» Problem statement: Pull out each line of the data that includes the word "structured".

» The records:
★ ★ ★ ★ ★
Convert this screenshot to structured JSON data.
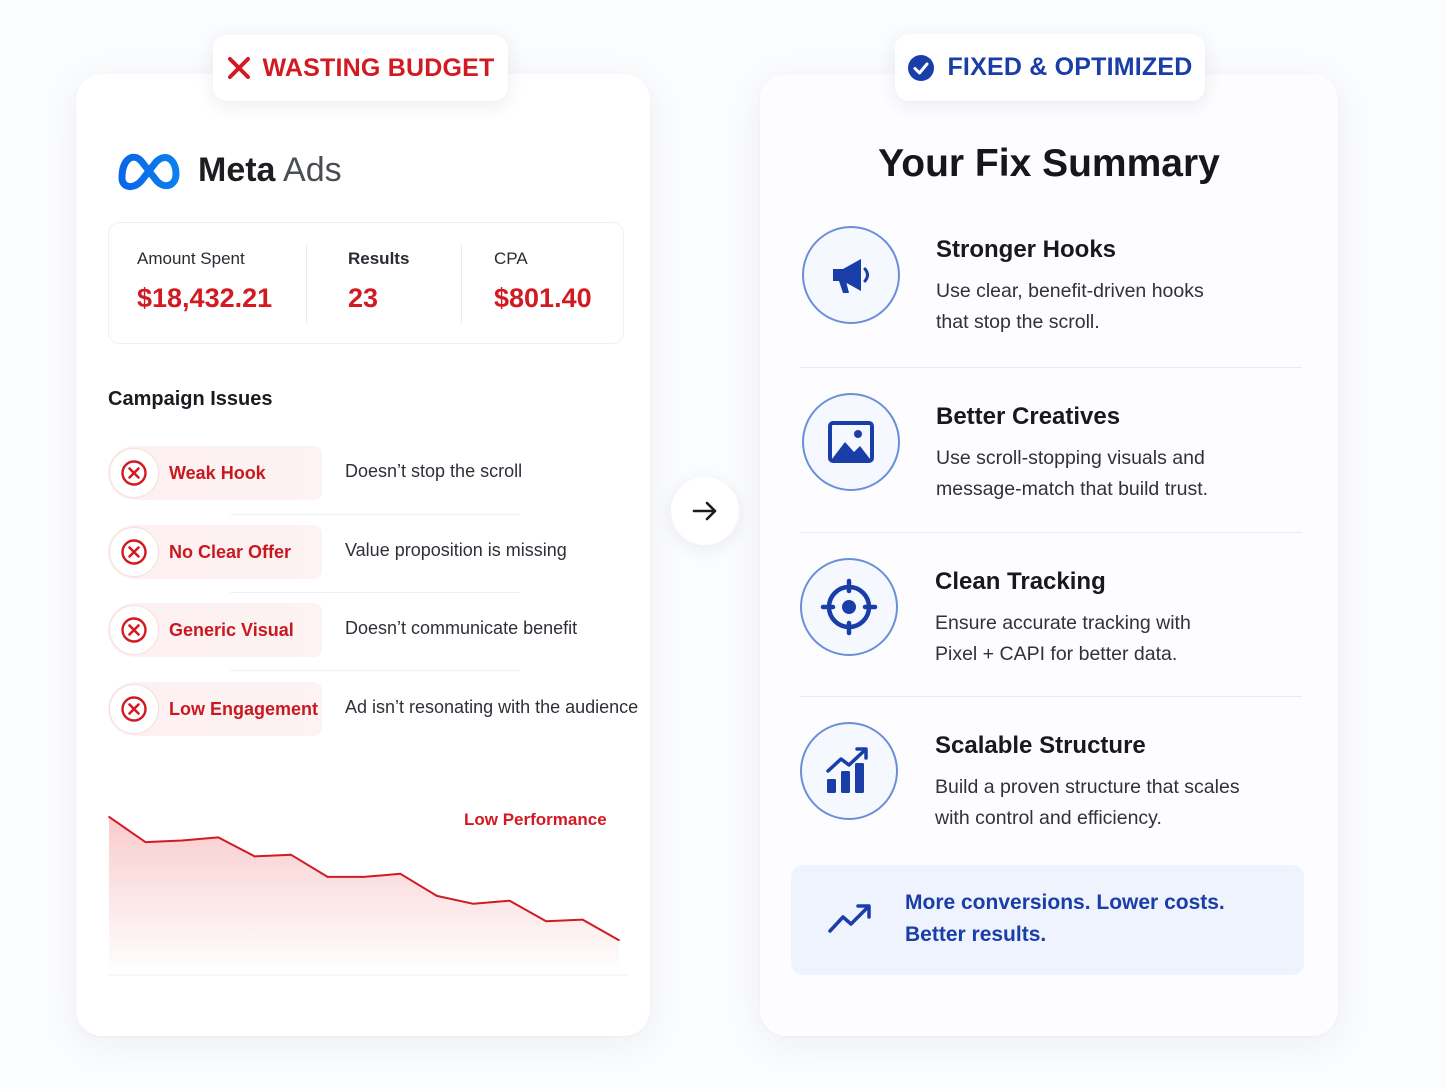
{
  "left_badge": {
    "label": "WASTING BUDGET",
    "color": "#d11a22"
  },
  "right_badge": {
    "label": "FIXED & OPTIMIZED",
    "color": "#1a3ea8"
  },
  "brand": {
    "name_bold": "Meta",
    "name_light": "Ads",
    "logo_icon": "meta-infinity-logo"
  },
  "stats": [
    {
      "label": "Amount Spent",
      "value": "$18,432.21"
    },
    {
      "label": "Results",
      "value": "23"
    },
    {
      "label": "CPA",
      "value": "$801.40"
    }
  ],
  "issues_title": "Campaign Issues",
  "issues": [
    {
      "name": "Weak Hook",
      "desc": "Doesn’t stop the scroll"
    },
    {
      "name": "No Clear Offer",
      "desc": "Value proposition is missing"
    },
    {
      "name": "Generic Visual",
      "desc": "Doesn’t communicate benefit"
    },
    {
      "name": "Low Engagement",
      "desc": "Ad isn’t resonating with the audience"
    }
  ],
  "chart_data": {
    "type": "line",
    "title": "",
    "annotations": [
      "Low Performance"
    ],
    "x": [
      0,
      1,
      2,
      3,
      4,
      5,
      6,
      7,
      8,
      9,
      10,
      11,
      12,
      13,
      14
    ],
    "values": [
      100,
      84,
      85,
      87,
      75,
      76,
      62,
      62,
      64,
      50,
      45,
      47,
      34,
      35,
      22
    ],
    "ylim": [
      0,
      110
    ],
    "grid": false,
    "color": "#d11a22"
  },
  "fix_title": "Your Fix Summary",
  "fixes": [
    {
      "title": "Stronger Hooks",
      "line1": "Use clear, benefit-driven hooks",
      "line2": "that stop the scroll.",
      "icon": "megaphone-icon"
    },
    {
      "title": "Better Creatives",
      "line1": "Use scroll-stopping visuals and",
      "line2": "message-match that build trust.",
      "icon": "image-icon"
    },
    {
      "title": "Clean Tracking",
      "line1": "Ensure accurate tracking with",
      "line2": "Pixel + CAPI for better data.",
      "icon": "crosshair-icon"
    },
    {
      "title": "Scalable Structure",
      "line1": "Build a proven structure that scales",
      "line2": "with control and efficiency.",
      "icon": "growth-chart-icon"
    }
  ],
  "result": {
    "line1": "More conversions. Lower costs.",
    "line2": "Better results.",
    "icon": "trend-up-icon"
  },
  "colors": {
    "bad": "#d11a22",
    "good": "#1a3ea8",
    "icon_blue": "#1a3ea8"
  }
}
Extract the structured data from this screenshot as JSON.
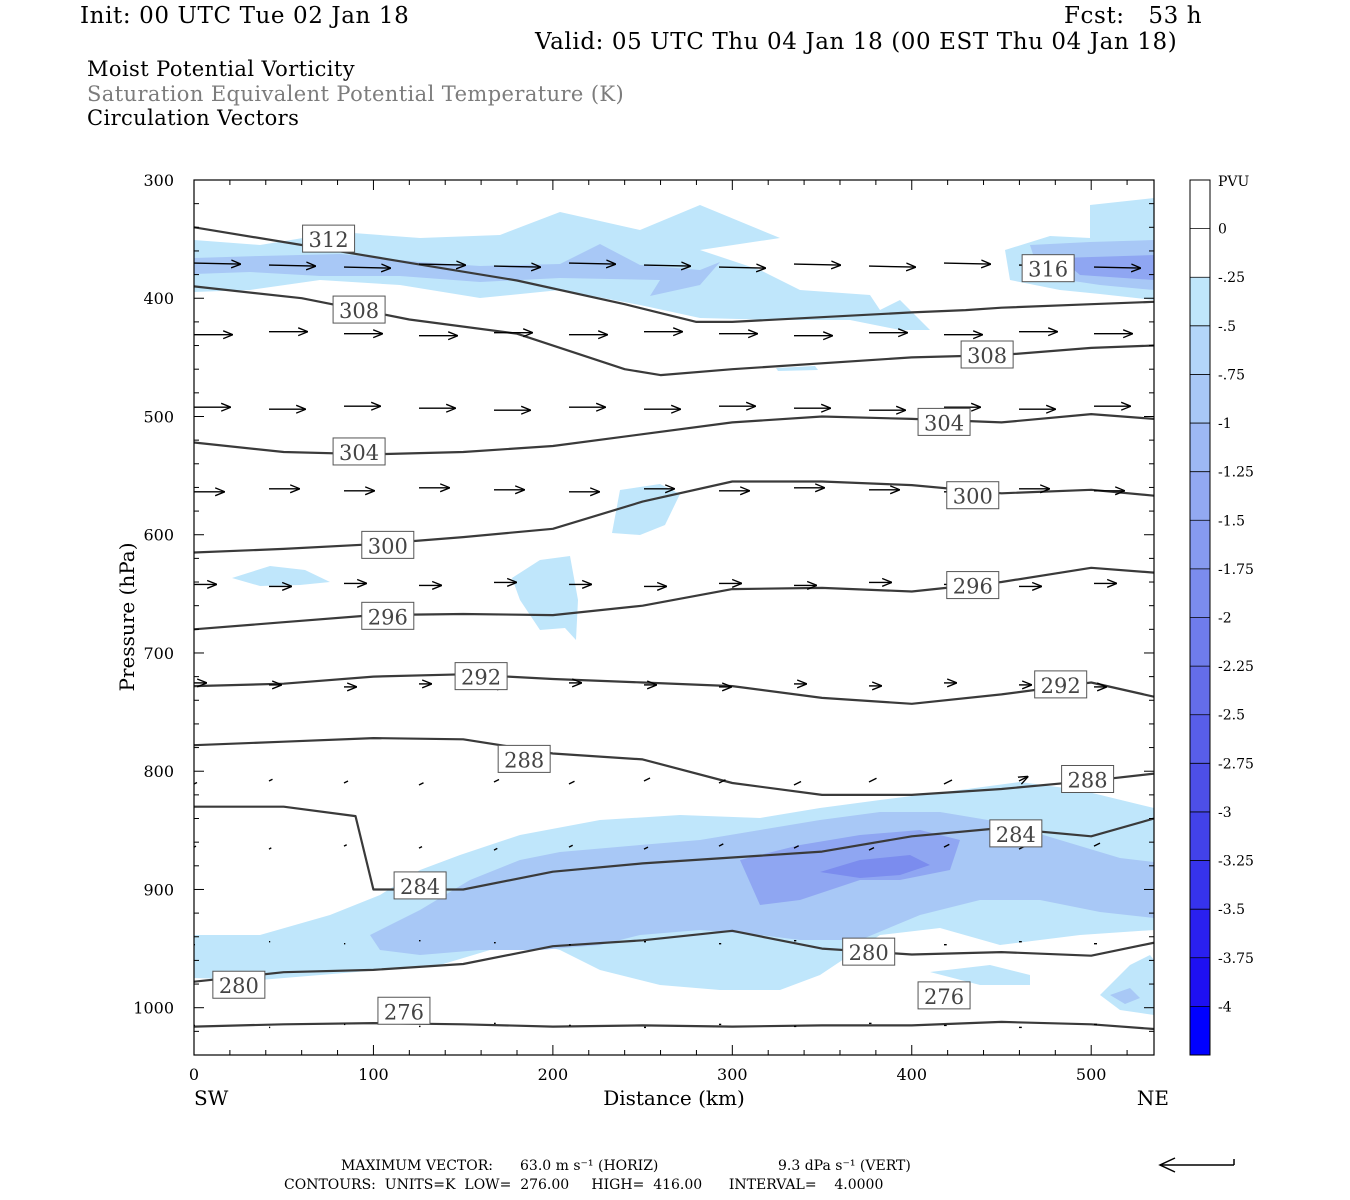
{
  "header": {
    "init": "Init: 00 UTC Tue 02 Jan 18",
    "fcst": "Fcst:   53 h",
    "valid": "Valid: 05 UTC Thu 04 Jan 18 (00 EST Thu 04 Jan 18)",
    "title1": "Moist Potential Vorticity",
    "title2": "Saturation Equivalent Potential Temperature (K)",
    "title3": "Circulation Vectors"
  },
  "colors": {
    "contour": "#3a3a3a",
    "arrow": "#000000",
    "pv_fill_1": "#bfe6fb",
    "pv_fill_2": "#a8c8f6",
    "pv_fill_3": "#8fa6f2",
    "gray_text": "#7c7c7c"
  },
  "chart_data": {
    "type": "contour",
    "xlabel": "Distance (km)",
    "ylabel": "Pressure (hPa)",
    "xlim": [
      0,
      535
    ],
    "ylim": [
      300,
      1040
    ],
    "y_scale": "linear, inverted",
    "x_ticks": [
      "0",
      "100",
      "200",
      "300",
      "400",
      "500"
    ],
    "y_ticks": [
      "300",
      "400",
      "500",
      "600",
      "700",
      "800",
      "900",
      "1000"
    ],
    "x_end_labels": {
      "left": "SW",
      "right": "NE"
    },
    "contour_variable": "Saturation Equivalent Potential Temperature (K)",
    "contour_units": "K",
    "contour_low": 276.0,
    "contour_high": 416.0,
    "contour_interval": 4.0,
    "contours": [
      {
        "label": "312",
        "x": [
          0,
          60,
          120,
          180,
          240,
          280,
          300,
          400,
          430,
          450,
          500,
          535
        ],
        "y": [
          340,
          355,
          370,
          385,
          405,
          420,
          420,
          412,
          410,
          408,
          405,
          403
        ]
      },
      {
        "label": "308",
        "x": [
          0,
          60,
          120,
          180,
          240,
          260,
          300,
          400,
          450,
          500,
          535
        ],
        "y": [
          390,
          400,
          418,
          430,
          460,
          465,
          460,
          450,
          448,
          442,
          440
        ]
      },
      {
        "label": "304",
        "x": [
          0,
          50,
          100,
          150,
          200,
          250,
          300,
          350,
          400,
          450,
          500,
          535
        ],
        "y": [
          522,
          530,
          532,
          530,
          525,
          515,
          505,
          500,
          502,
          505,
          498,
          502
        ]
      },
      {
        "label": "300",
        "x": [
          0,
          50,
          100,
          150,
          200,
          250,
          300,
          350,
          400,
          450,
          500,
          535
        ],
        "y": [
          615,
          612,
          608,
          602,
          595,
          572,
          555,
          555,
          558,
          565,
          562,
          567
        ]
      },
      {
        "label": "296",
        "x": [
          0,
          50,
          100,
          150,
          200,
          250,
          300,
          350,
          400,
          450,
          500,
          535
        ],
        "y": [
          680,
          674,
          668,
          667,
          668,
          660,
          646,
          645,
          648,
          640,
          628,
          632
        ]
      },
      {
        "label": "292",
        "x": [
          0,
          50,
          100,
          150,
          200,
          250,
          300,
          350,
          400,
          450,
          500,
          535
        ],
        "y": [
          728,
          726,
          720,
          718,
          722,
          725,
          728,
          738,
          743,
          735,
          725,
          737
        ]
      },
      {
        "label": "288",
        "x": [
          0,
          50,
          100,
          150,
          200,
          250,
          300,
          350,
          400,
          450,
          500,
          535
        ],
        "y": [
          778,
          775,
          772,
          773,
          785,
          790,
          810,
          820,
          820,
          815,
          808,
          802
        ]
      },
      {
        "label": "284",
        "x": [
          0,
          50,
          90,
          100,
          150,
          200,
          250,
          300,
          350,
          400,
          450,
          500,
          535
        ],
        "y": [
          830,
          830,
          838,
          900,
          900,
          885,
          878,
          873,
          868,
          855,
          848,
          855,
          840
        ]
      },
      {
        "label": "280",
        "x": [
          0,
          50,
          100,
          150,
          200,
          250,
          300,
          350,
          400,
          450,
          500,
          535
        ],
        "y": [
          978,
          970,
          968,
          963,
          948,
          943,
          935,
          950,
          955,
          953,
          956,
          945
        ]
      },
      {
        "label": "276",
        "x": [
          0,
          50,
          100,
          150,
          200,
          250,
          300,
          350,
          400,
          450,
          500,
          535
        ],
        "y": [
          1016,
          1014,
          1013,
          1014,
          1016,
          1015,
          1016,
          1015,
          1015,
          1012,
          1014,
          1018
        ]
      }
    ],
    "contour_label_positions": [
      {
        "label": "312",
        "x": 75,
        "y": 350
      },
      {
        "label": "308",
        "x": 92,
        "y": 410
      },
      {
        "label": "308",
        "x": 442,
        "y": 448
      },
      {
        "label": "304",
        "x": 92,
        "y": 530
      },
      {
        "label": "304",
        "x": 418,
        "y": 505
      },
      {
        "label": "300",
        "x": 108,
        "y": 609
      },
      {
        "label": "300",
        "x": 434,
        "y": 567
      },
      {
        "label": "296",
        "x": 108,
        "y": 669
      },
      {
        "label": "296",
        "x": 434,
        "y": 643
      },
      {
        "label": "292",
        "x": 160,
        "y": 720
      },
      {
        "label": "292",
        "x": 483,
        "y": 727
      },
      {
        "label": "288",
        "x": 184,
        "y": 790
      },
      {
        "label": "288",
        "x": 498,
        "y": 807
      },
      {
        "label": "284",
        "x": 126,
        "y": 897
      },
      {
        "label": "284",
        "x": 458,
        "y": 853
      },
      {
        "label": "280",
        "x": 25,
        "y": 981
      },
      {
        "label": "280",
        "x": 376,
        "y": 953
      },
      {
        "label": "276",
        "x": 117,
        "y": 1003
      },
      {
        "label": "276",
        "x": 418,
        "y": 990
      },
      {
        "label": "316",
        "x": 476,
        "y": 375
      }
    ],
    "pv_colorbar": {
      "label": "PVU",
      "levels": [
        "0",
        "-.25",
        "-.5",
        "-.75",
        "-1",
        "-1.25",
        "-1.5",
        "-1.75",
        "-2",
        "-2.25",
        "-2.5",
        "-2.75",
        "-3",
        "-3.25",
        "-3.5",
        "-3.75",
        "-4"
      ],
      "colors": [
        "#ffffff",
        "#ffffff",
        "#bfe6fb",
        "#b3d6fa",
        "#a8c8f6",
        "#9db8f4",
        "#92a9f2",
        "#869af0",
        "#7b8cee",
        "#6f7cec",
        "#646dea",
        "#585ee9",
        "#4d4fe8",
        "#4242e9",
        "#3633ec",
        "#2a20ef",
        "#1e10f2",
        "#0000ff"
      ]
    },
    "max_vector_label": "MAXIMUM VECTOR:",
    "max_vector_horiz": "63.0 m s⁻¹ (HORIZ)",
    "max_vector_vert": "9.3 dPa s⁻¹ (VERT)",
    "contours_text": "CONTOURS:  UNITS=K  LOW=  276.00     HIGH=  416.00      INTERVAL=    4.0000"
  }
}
★ ★ ★ ★ ★
» Task response:
Convert this screenshot to structured JSON data.
Extract the structured data from this screenshot as JSON.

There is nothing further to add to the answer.